The exercise: Copy each line below exactly and leave the pictures out.

Supplied information:
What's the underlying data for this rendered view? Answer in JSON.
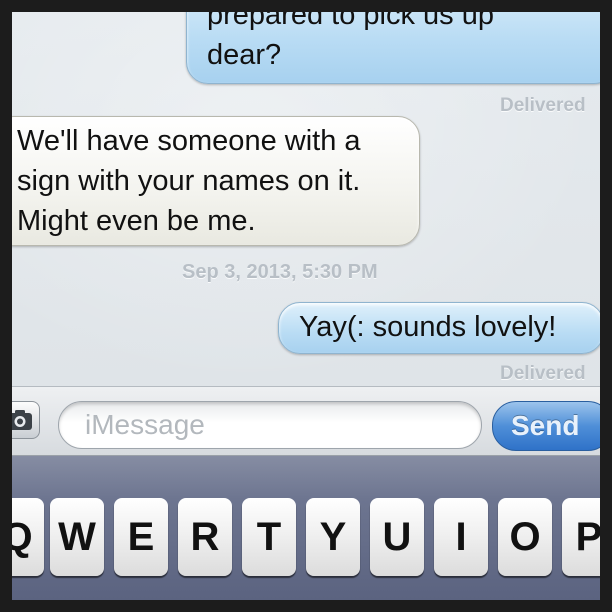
{
  "messages": [
    {
      "direction": "outgoing",
      "text_lines": [
        "prepared to pick us up",
        "dear?"
      ],
      "status": "Delivered"
    },
    {
      "direction": "incoming",
      "text_lines": [
        "We'll have someone with a",
        "sign with your names on it.",
        "Might even be me."
      ]
    },
    {
      "direction": "outgoing",
      "text_lines": [
        "Yay(: sounds lovely!"
      ],
      "status": "Delivered"
    }
  ],
  "timestamp": "Sep 3, 2013, 5:30 PM",
  "composer": {
    "placeholder": "iMessage",
    "send_label": "Send",
    "camera_icon": "camera-icon"
  },
  "keyboard": {
    "row1": [
      "Q",
      "W",
      "E",
      "R",
      "T",
      "Y",
      "U",
      "I",
      "O",
      "P"
    ]
  },
  "colors": {
    "outgoing_bubble": "#b9dcf4",
    "incoming_bubble": "#f3f3ee",
    "send_button": "#4f8fd8",
    "keyboard_bg": "#6d7590"
  }
}
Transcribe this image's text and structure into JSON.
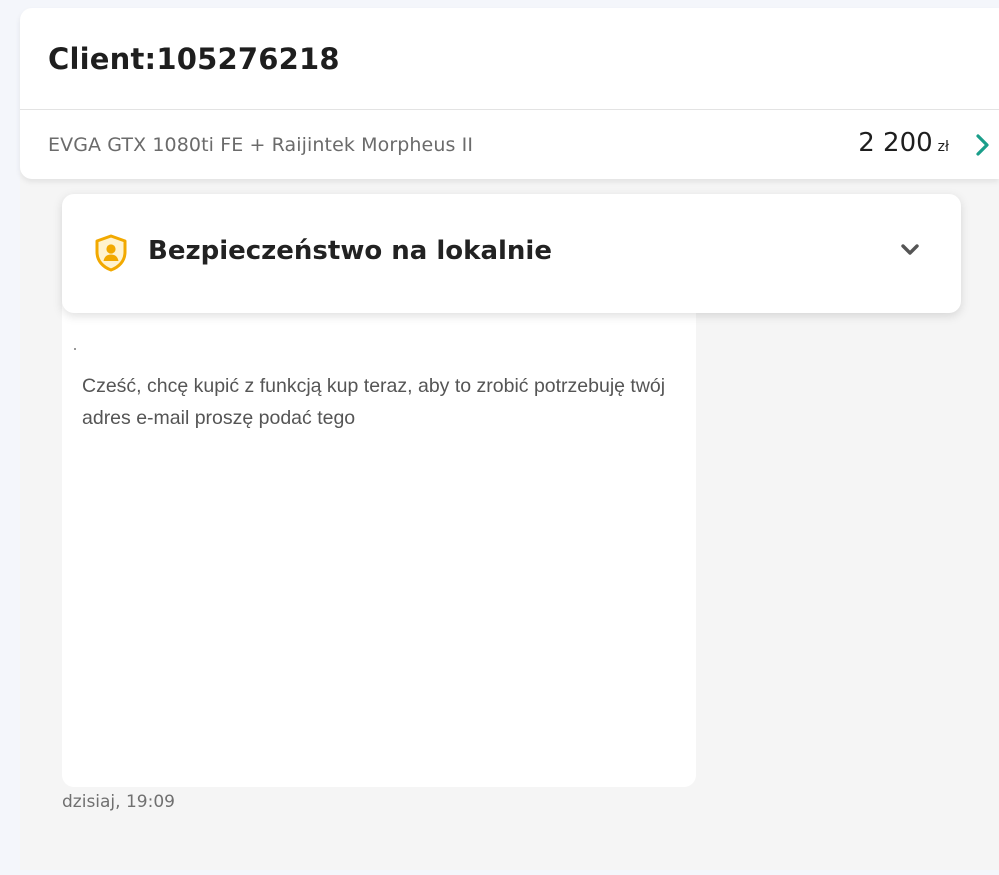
{
  "header": {
    "client_title": "Client:105276218"
  },
  "offer": {
    "title": "EVGA GTX 1080ti FE + Raijintek Morpheus II",
    "price_amount": "2 200",
    "price_currency": "zł"
  },
  "safety": {
    "title": "Bezpieczeństwo na lokalnie"
  },
  "message": {
    "image_text": "Cześć, chcę kupić z funkcją kup teraz, aby to zrobić potrzebuję twój adres e-mail proszę podać tego",
    "time": "dzisiaj, 19:09"
  },
  "colors": {
    "accent_green": "#1a9e8a",
    "shield_yellow": "#f2a900",
    "page_bg": "#f5f5f5"
  },
  "icons": {
    "offer_chevron": "chevron-right-icon",
    "safety_shield": "shield-icon",
    "safety_toggle": "chevron-down-icon"
  }
}
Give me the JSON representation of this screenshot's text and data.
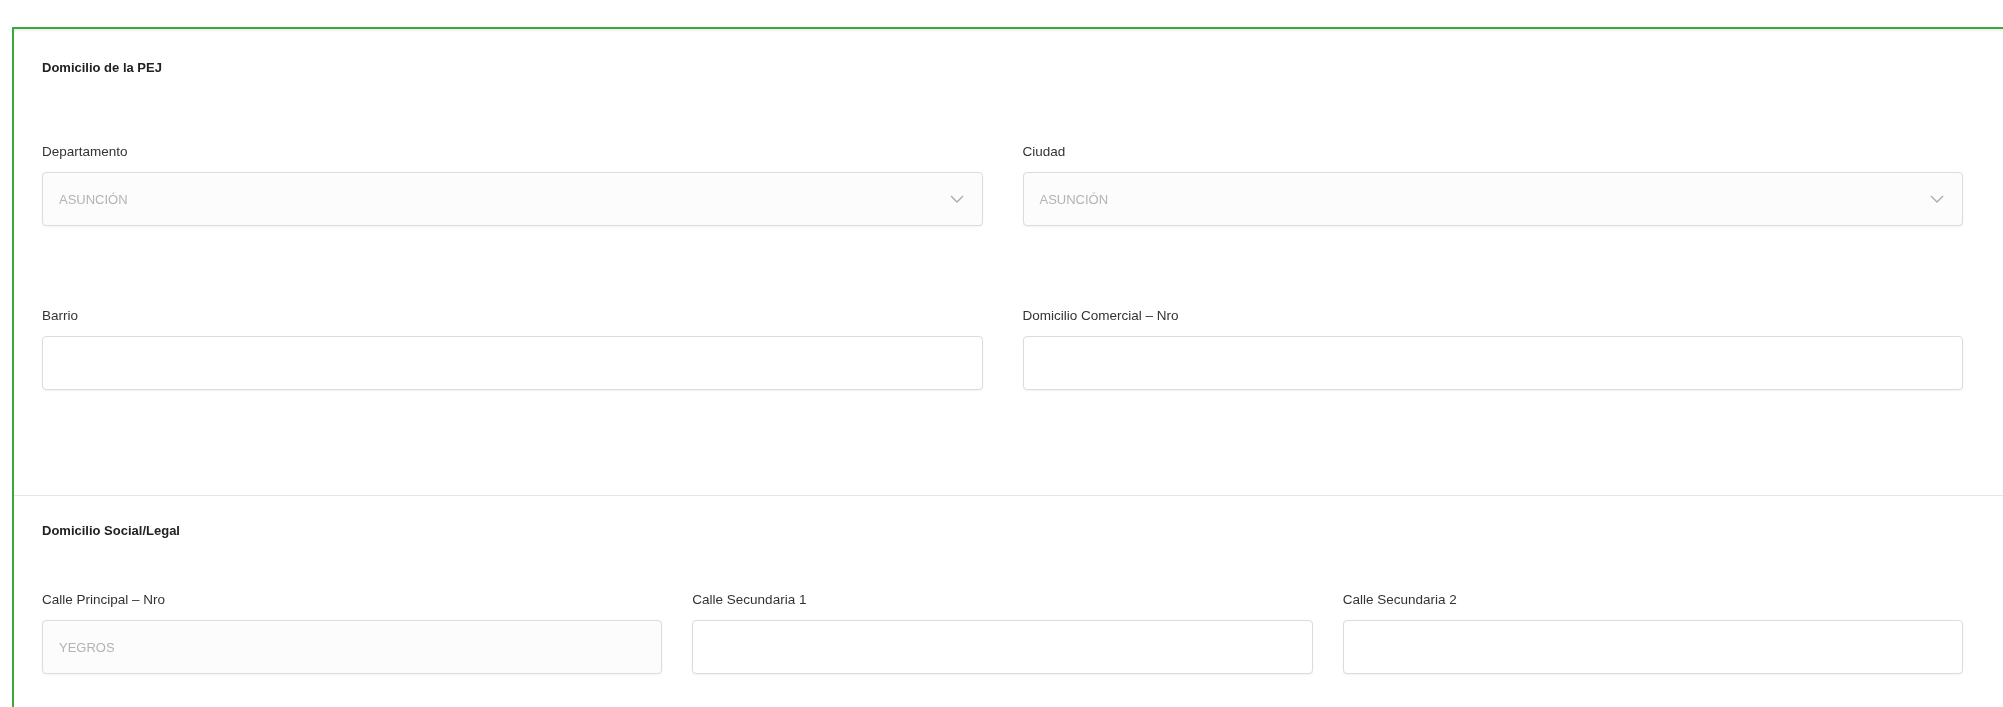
{
  "sections": [
    {
      "title": "Domicilio de la PEJ",
      "rows": [
        [
          {
            "label": "Departamento",
            "kind": "select",
            "value": "ASUNCIÓN",
            "disabled": true
          },
          {
            "label": "Ciudad",
            "kind": "select",
            "value": "ASUNCIÓN",
            "disabled": true
          }
        ],
        [
          {
            "label": "Barrio",
            "kind": "text"
          },
          {
            "label": "Domicilio Comercial – Nro",
            "kind": "text"
          }
        ]
      ]
    },
    {
      "title": "Domicilio Social/Legal",
      "rows": [
        [
          {
            "label": "Calle Principal – Nro",
            "kind": "text",
            "value": "YEGROS",
            "disabled": true
          },
          {
            "label": "Calle Secundaria 1",
            "kind": "text"
          },
          {
            "label": "Calle Secundaria 2",
            "kind": "text"
          }
        ]
      ]
    }
  ]
}
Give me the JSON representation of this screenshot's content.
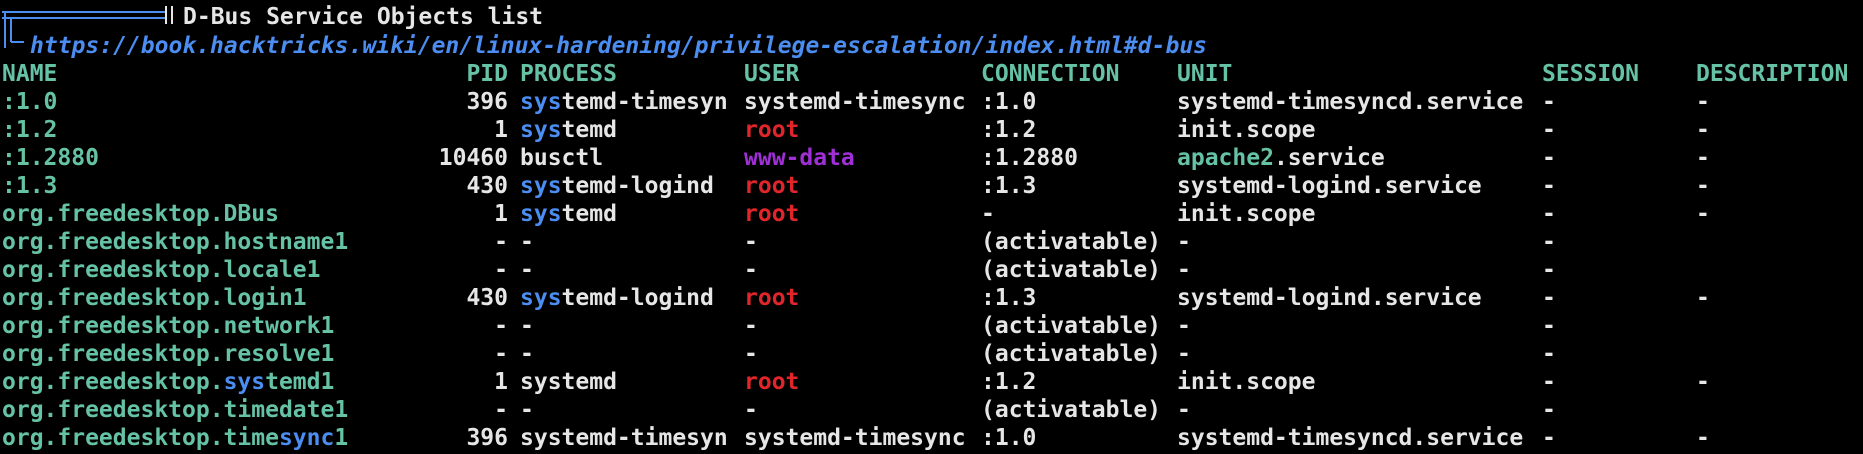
{
  "header": {
    "title": "D-Bus Service Objects list",
    "link": "https://book.hacktricks.wiki/en/linux-hardening/privilege-escalation/index.html#d-bus"
  },
  "columns": [
    "NAME",
    "PID",
    "PROCESS",
    "USER",
    "CONNECTION",
    "UNIT",
    "SESSION",
    "DESCRIPTION"
  ],
  "colors": {
    "name": "#66c2a5",
    "highlight": "#4b8df0",
    "root": "#e0262a",
    "www_data": "#a02fd6",
    "text": "#e6e6e6"
  },
  "rows": [
    {
      "name": [
        ":1.0"
      ],
      "pid": "396",
      "process": [
        "sys",
        "temd-timesyn"
      ],
      "user": "systemd-timesync",
      "user_style": "plain",
      "connection": ":1.0",
      "unit": [
        "",
        "systemd-timesyncd.service"
      ],
      "session": "-",
      "description": "-"
    },
    {
      "name": [
        ":1.2"
      ],
      "pid": "1",
      "process": [
        "sys",
        "temd"
      ],
      "user": "root",
      "user_style": "root",
      "connection": ":1.2",
      "unit": [
        "",
        "init.scope"
      ],
      "session": "-",
      "description": "-"
    },
    {
      "name": [
        ":1.2880"
      ],
      "pid": "10460",
      "process": [
        "",
        "busctl"
      ],
      "user": "www-data",
      "user_style": "www",
      "connection": ":1.2880",
      "unit": [
        "apache2",
        ".service"
      ],
      "session": "-",
      "description": "-"
    },
    {
      "name": [
        ":1.3"
      ],
      "pid": "430",
      "process": [
        "sys",
        "temd-logind"
      ],
      "user": "root",
      "user_style": "root",
      "connection": ":1.3",
      "unit": [
        "",
        "systemd-logind.service"
      ],
      "session": "-",
      "description": "-"
    },
    {
      "name": [
        "org.freedesktop.DBus"
      ],
      "pid": "1",
      "process": [
        "sys",
        "temd"
      ],
      "user": "root",
      "user_style": "root",
      "connection": "-",
      "unit": [
        "",
        "init.scope"
      ],
      "session": "-",
      "description": "-"
    },
    {
      "name": [
        "org.freedesktop.hostname1"
      ],
      "pid": "-",
      "process": [
        "",
        "-"
      ],
      "user": "-",
      "user_style": "plain",
      "connection": "(activatable)",
      "unit": [
        "",
        "-"
      ],
      "session": "-",
      "description": ""
    },
    {
      "name": [
        "org.freedesktop.locale1"
      ],
      "pid": "-",
      "process": [
        "",
        "-"
      ],
      "user": "-",
      "user_style": "plain",
      "connection": "(activatable)",
      "unit": [
        "",
        "-"
      ],
      "session": "-",
      "description": ""
    },
    {
      "name": [
        "org.freedesktop.login1"
      ],
      "pid": "430",
      "process": [
        "sys",
        "temd-logind"
      ],
      "user": "root",
      "user_style": "root",
      "connection": ":1.3",
      "unit": [
        "",
        "systemd-logind.service"
      ],
      "session": "-",
      "description": "-"
    },
    {
      "name": [
        "org.freedesktop.network1"
      ],
      "pid": "-",
      "process": [
        "",
        "-"
      ],
      "user": "-",
      "user_style": "plain",
      "connection": "(activatable)",
      "unit": [
        "",
        "-"
      ],
      "session": "-",
      "description": ""
    },
    {
      "name": [
        "org.freedesktop.resolve1"
      ],
      "pid": "-",
      "process": [
        "",
        "-"
      ],
      "user": "-",
      "user_style": "plain",
      "connection": "(activatable)",
      "unit": [
        "",
        "-"
      ],
      "session": "-",
      "description": ""
    },
    {
      "name": [
        "org.freedesktop.",
        "sys",
        "temd1"
      ],
      "pid": "1",
      "process": [
        "",
        "systemd"
      ],
      "user": "root",
      "user_style": "root",
      "connection": ":1.2",
      "unit": [
        "",
        "init.scope"
      ],
      "session": "-",
      "description": "-"
    },
    {
      "name": [
        "org.freedesktop.timedate1"
      ],
      "pid": "-",
      "process": [
        "",
        "-"
      ],
      "user": "-",
      "user_style": "plain",
      "connection": "(activatable)",
      "unit": [
        "",
        "-"
      ],
      "session": "-",
      "description": ""
    },
    {
      "name": [
        "org.freedesktop.time",
        "sync",
        "1"
      ],
      "pid": "396",
      "process": [
        "",
        "systemd-timesyn"
      ],
      "user": "systemd-timesync",
      "user_style": "plain",
      "connection": ":1.0",
      "unit": [
        "",
        "systemd-timesyncd.service"
      ],
      "session": "-",
      "description": "-"
    }
  ]
}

Right answer:
What's the underlying data for this rendered view? Answer in JSON.
{
  "messages": [
    {
      "direction": "outgoing",
      "text_lines": [
        "prepared to pick us up",
        "dear?"
      ],
      "status": "Delivered"
    },
    {
      "direction": "incoming",
      "text_lines": [
        "We'll have someone with a",
        "sign with your names on it.",
        "Might even be me."
      ]
    },
    {
      "direction": "outgoing",
      "text_lines": [
        "Yay(: sounds lovely!"
      ],
      "status": "Delivered"
    }
  ],
  "timestamp": "Sep 3, 2013, 5:30 PM",
  "composer": {
    "placeholder": "iMessage",
    "send_label": "Send",
    "camera_icon": "camera-icon"
  },
  "keyboard": {
    "row1": [
      "Q",
      "W",
      "E",
      "R",
      "T",
      "Y",
      "U",
      "I",
      "O",
      "P"
    ]
  },
  "colors": {
    "outgoing_bubble": "#b9dcf4",
    "incoming_bubble": "#f3f3ee",
    "send_button": "#4f8fd8",
    "keyboard_bg": "#6d7590"
  }
}
Transcribe this image's text and structure into JSON.
{
  "header": {
    "client_title": "Client:105276218"
  },
  "offer": {
    "title": "EVGA GTX 1080ti FE + Raijintek Morpheus II",
    "price_amount": "2 200",
    "price_currency": "zł"
  },
  "safety": {
    "title": "Bezpieczeństwo na lokalnie"
  },
  "message": {
    "image_text": "Cześć, chcę kupić z funkcją kup teraz, aby to zrobić potrzebuję twój adres e-mail proszę podać tego",
    "time": "dzisiaj, 19:09"
  },
  "colors": {
    "accent_green": "#1a9e8a",
    "shield_yellow": "#f2a900",
    "page_bg": "#f5f5f5"
  },
  "icons": {
    "offer_chevron": "chevron-right-icon",
    "safety_shield": "shield-icon",
    "safety_toggle": "chevron-down-icon"
  }
}
Give me the JSON representation of this screenshot's text and data.
{
  "sections": [
    {
      "title": "Domicilio de la PEJ",
      "rows": [
        [
          {
            "label": "Departamento",
            "kind": "select",
            "value": "ASUNCIÓN",
            "disabled": true
          },
          {
            "label": "Ciudad",
            "kind": "select",
            "value": "ASUNCIÓN",
            "disabled": true
          }
        ],
        [
          {
            "label": "Barrio",
            "kind": "text"
          },
          {
            "label": "Domicilio Comercial – Nro",
            "kind": "text"
          }
        ]
      ]
    },
    {
      "title": "Domicilio Social/Legal",
      "rows": [
        [
          {
            "label": "Calle Principal – Nro",
            "kind": "text",
            "value": "YEGROS",
            "disabled": true
          },
          {
            "label": "Calle Secundaria 1",
            "kind": "text"
          },
          {
            "label": "Calle Secundaria 2",
            "kind": "text"
          }
        ]
      ]
    }
  ]
}
Give me the JSON representation of this screenshot's content.
{
  "header": {
    "title": "D-Bus Service Objects list",
    "link": "https://book.hacktricks.wiki/en/linux-hardening/privilege-escalation/index.html#d-bus"
  },
  "columns": [
    "NAME",
    "PID",
    "PROCESS",
    "USER",
    "CONNECTION",
    "UNIT",
    "SESSION",
    "DESCRIPTION"
  ],
  "colors": {
    "name": "#66c2a5",
    "highlight": "#4b8df0",
    "root": "#e0262a",
    "www_data": "#a02fd6",
    "text": "#e6e6e6"
  },
  "rows": [
    {
      "name": [
        ":1.0"
      ],
      "pid": "396",
      "process": [
        "sys",
        "temd-timesyn"
      ],
      "user": "systemd-timesync",
      "user_style": "plain",
      "connection": ":1.0",
      "unit": [
        "",
        "systemd-timesyncd.service"
      ],
      "session": "-",
      "description": "-"
    },
    {
      "name": [
        ":1.2"
      ],
      "pid": "1",
      "process": [
        "sys",
        "temd"
      ],
      "user": "root",
      "user_style": "root",
      "connection": ":1.2",
      "unit": [
        "",
        "init.scope"
      ],
      "session": "-",
      "description": "-"
    },
    {
      "name": [
        ":1.2880"
      ],
      "pid": "10460",
      "process": [
        "",
        "busctl"
      ],
      "user": "www-data",
      "user_style": "www",
      "connection": ":1.2880",
      "unit": [
        "apache2",
        ".service"
      ],
      "session": "-",
      "description": "-"
    },
    {
      "name": [
        ":1.3"
      ],
      "pid": "430",
      "process": [
        "sys",
        "temd-logind"
      ],
      "user": "root",
      "user_style": "root",
      "connection": ":1.3",
      "unit": [
        "",
        "systemd-logind.service"
      ],
      "session": "-",
      "description": "-"
    },
    {
      "name": [
        "org.freedesktop.DBus"
      ],
      "pid": "1",
      "process": [
        "sys",
        "temd"
      ],
      "user": "root",
      "user_style": "root",
      "connection": "-",
      "unit": [
        "",
        "init.scope"
      ],
      "session": "-",
      "description": "-"
    },
    {
      "name": [
        "org.freedesktop.hostname1"
      ],
      "pid": "-",
      "process": [
        "",
        "-"
      ],
      "user": "-",
      "user_style": "plain",
      "connection": "(activatable)",
      "unit": [
        "",
        "-"
      ],
      "session": "-",
      "description": ""
    },
    {
      "name": [
        "org.freedesktop.locale1"
      ],
      "pid": "-",
      "process": [
        "",
        "-"
      ],
      "user": "-",
      "user_style": "plain",
      "connection": "(activatable)",
      "unit": [
        "",
        "-"
      ],
      "session": "-",
      "description": ""
    },
    {
      "name": [
        "org.freedesktop.login1"
      ],
      "pid": "430",
      "process": [
        "sys",
        "temd-logind"
      ],
      "user": "root",
      "user_style": "root",
      "connection": ":1.3",
      "unit": [
        "",
        "systemd-logind.service"
      ],
      "session": "-",
      "description": "-"
    },
    {
      "name": [
        "org.freedesktop.network1"
      ],
      "pid": "-",
      "process": [
        "",
        "-"
      ],
      "user": "-",
      "user_style": "plain",
      "connection": "(activatable)",
      "unit": [
        "",
        "-"
      ],
      "session": "-",
      "description": ""
    },
    {
      "name": [
        "org.freedesktop.resolve1"
      ],
      "pid": "-",
      "process": [
        "",
        "-"
      ],
      "user": "-",
      "user_style": "plain",
      "connection": "(activatable)",
      "unit": [
        "",
        "-"
      ],
      "session": "-",
      "description": ""
    },
    {
      "name": [
        "org.freedesktop.",
        "sys",
        "temd1"
      ],
      "pid": "1",
      "process": [
        "",
        "systemd"
      ],
      "user": "root",
      "user_style": "root",
      "connection": ":1.2",
      "unit": [
        "",
        "init.scope"
      ],
      "session": "-",
      "description": "-"
    },
    {
      "name": [
        "org.freedesktop.timedate1"
      ],
      "pid": "-",
      "process": [
        "",
        "-"
      ],
      "user": "-",
      "user_style": "plain",
      "connection": "(activatable)",
      "unit": [
        "",
        "-"
      ],
      "session": "-",
      "description": ""
    },
    {
      "name": [
        "org.freedesktop.time",
        "sync",
        "1"
      ],
      "pid": "396",
      "process": [
        "",
        "systemd-timesyn"
      ],
      "user": "systemd-timesync",
      "user_style": "plain",
      "connection": ":1.0",
      "unit": [
        "",
        "systemd-timesyncd.service"
      ],
      "session": "-",
      "description": "-"
    }
  ]
}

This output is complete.